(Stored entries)
====================
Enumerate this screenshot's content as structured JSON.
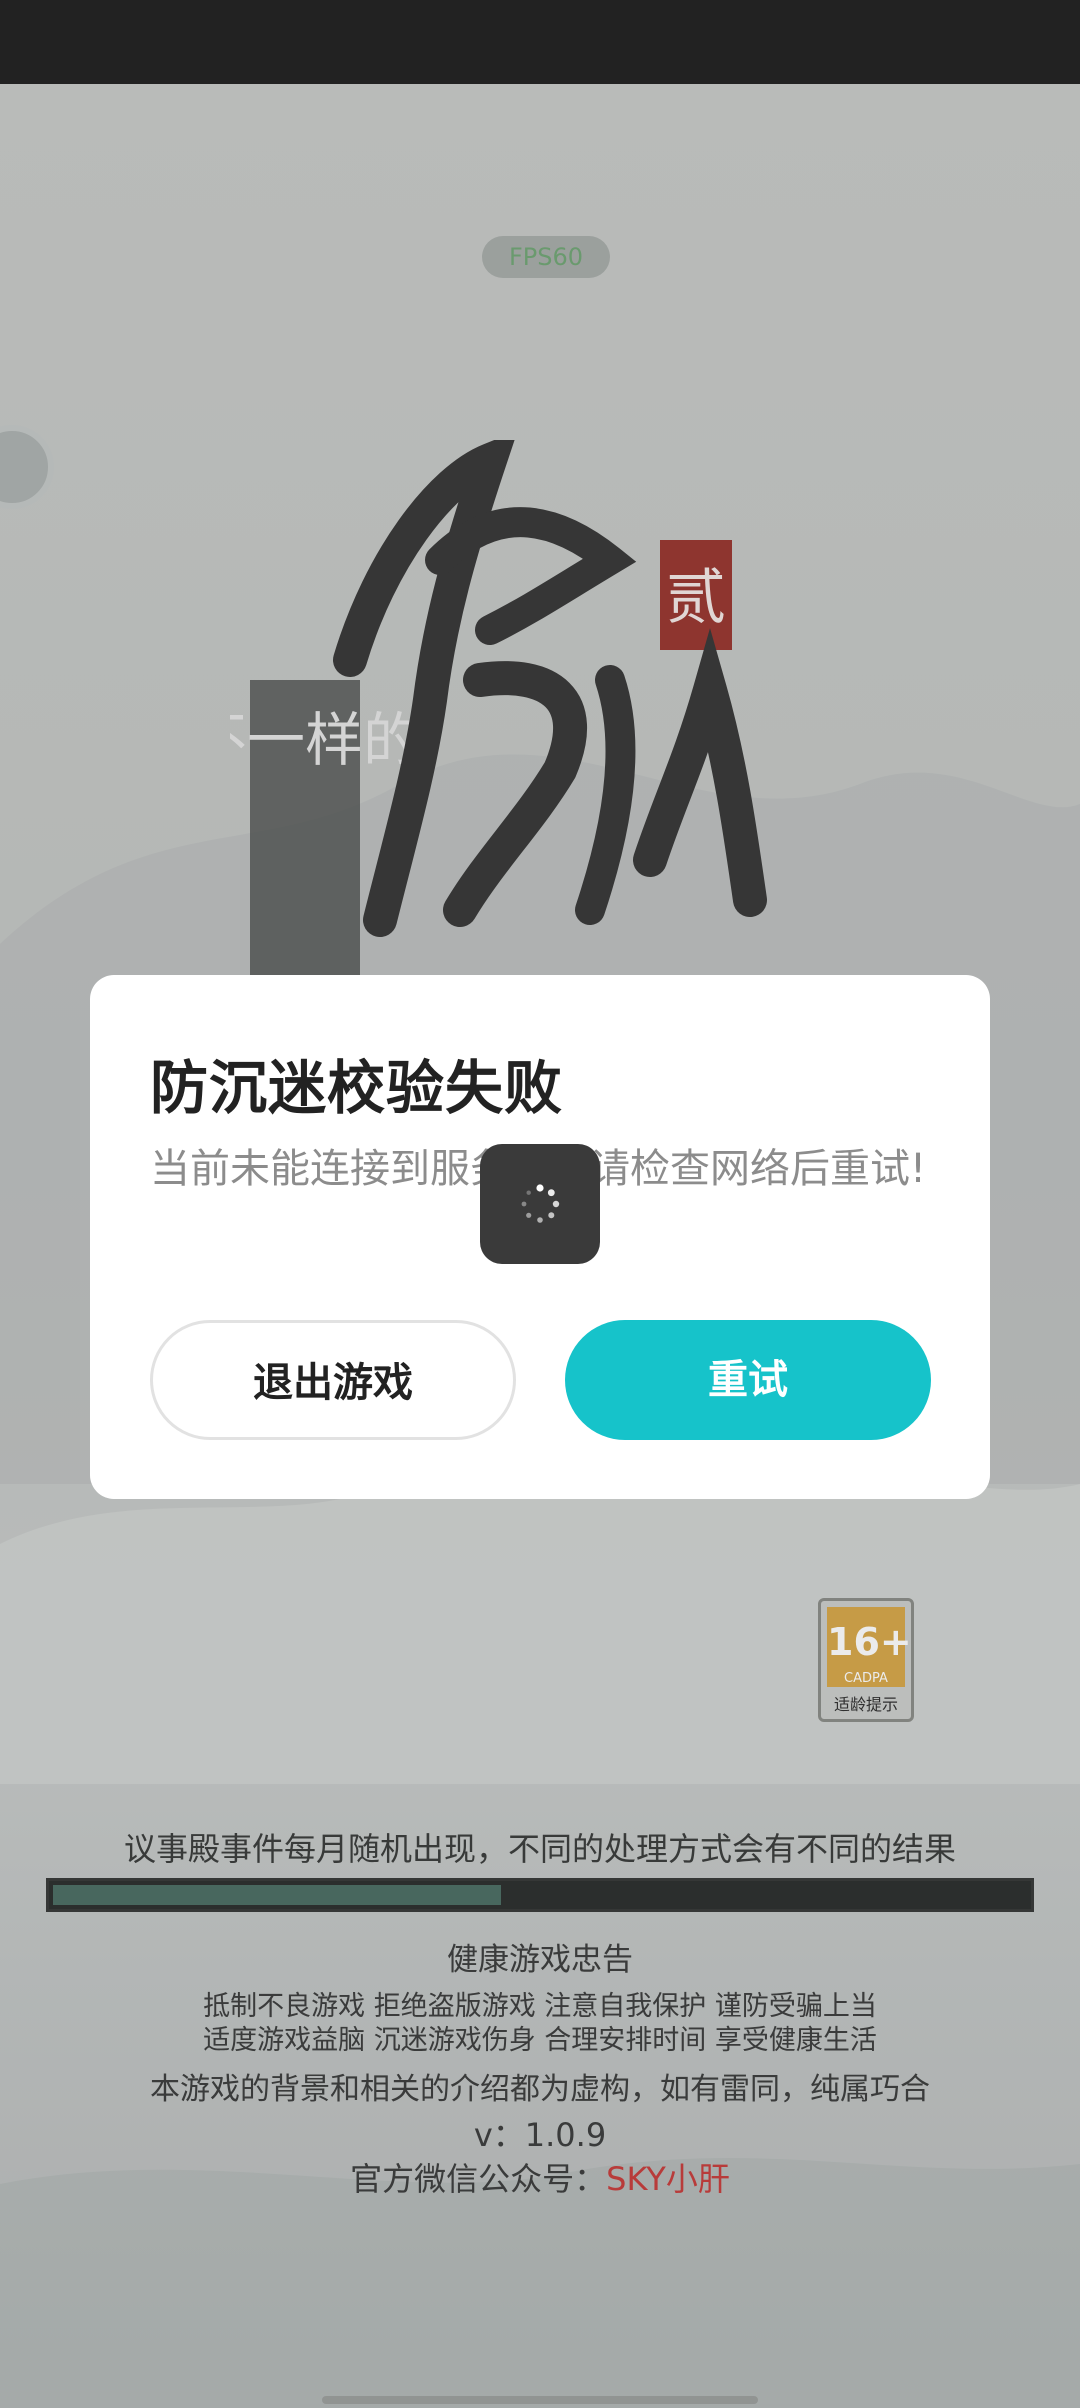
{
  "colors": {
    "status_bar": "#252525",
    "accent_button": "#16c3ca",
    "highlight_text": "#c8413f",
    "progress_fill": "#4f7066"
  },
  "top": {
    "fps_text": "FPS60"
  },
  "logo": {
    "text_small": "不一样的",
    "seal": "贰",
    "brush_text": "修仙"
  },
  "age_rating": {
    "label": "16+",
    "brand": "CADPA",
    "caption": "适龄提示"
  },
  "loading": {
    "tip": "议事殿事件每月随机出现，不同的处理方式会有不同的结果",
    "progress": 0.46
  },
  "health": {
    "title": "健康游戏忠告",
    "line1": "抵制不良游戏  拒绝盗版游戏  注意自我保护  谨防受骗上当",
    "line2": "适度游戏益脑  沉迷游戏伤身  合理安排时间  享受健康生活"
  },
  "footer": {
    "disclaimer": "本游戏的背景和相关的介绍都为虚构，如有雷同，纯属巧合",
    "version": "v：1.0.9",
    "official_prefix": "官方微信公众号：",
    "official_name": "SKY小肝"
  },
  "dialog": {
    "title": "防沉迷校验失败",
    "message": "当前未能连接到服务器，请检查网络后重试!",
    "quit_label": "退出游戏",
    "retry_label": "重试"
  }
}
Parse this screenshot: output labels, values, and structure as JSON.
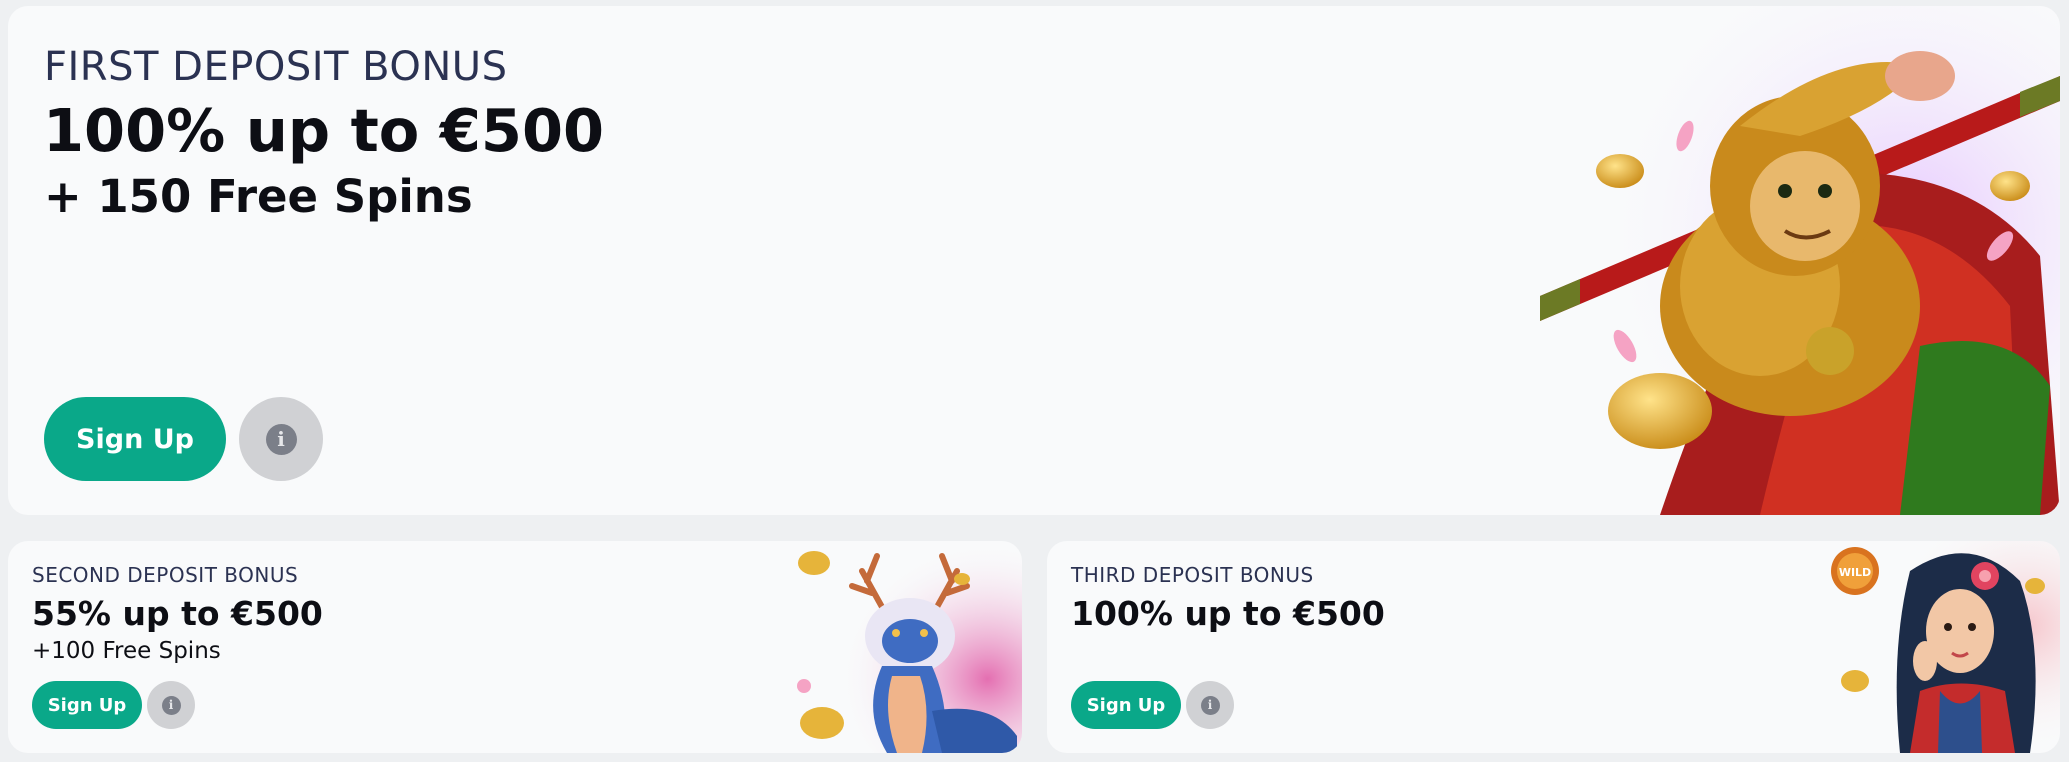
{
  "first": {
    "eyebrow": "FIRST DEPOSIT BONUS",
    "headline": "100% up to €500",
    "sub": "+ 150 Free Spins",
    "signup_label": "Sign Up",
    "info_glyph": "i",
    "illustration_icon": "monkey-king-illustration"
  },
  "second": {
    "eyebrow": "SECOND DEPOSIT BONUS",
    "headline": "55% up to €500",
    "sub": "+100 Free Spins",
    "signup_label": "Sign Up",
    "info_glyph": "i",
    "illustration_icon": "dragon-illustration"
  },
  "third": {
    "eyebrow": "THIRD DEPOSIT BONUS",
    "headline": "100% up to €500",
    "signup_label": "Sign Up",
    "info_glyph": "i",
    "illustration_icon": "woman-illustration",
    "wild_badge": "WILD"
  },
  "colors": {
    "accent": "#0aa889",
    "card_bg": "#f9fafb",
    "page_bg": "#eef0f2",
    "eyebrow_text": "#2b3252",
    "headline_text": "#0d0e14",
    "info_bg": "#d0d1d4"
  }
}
====================
Extract all lines of the records above that include "Free".

• Response:
    "sub": "+ 150 Free Spins",
    "sub": "+100 Free Spins",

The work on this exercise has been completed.